* [Work instructions]:
Reproduce each line that includes the word "name".

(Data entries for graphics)
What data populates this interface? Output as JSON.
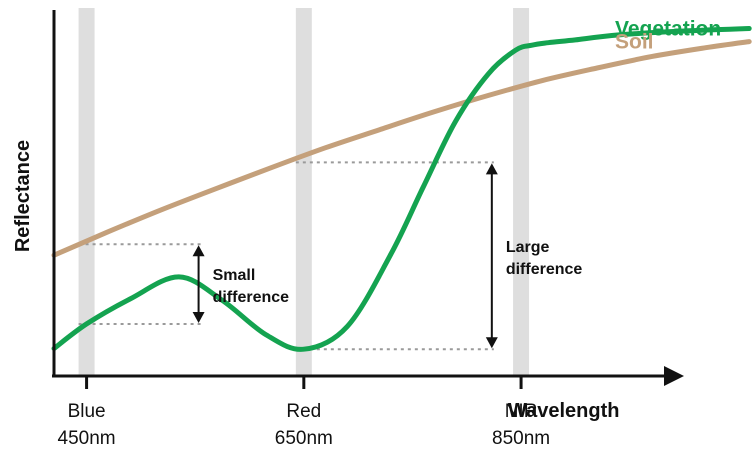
{
  "chart_data": {
    "type": "line",
    "title": "",
    "xlabel": "Wavelength",
    "ylabel": "Reflectance",
    "x_ticks": [
      {
        "name": "Blue",
        "wavelength": "450nm",
        "x": 450
      },
      {
        "name": "Red",
        "wavelength": "650nm",
        "x": 650
      },
      {
        "name": "NIR",
        "wavelength": "850nm",
        "x": 850
      }
    ],
    "xlim": [
      420,
      1000
    ],
    "ylim": [
      0,
      100
    ],
    "series": [
      {
        "name": "Vegetation",
        "color": "#14a350",
        "x": [
          420,
          450,
          490,
          535,
          575,
          615,
          650,
          690,
          730,
          760,
          790,
          820,
          845,
          860,
          875,
          900,
          940,
          1000,
          1060
        ],
        "y": [
          6.6,
          13.5,
          20.5,
          26.7,
          20.1,
          10.5,
          6.4,
          12.8,
          33,
          52,
          70.6,
          83.8,
          90.4,
          91.8,
          92.5,
          93.3,
          94.7,
          95.8,
          96.5
        ]
      },
      {
        "name": "Soil",
        "color": "#c4a07b",
        "x": [
          420,
          470,
          520,
          570,
          620,
          670,
          720,
          770,
          820,
          870,
          920,
          970,
          1020,
          1060
        ],
        "y": [
          32.8,
          39.4,
          45.7,
          51.6,
          57.4,
          63,
          68.1,
          73.1,
          77.7,
          81.9,
          85.4,
          88.6,
          91.1,
          92.8
        ]
      }
    ],
    "highlight_bands": [
      450,
      650,
      850
    ],
    "annotations": [
      {
        "text_lines": [
          "Small",
          "difference"
        ],
        "at": 450,
        "from": 13.5,
        "to": 35.9
      },
      {
        "text_lines": [
          "Large",
          "difference"
        ],
        "at": 650,
        "from": 6.4,
        "to": 58.9
      }
    ],
    "grid": false,
    "legend": "inline at line ends"
  }
}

* [Answer to the exercise]:
        "name": "Blue",
        "name": "Red",
        "name": "NIR",
        "name": "Vegetation",
        "name": "Soil",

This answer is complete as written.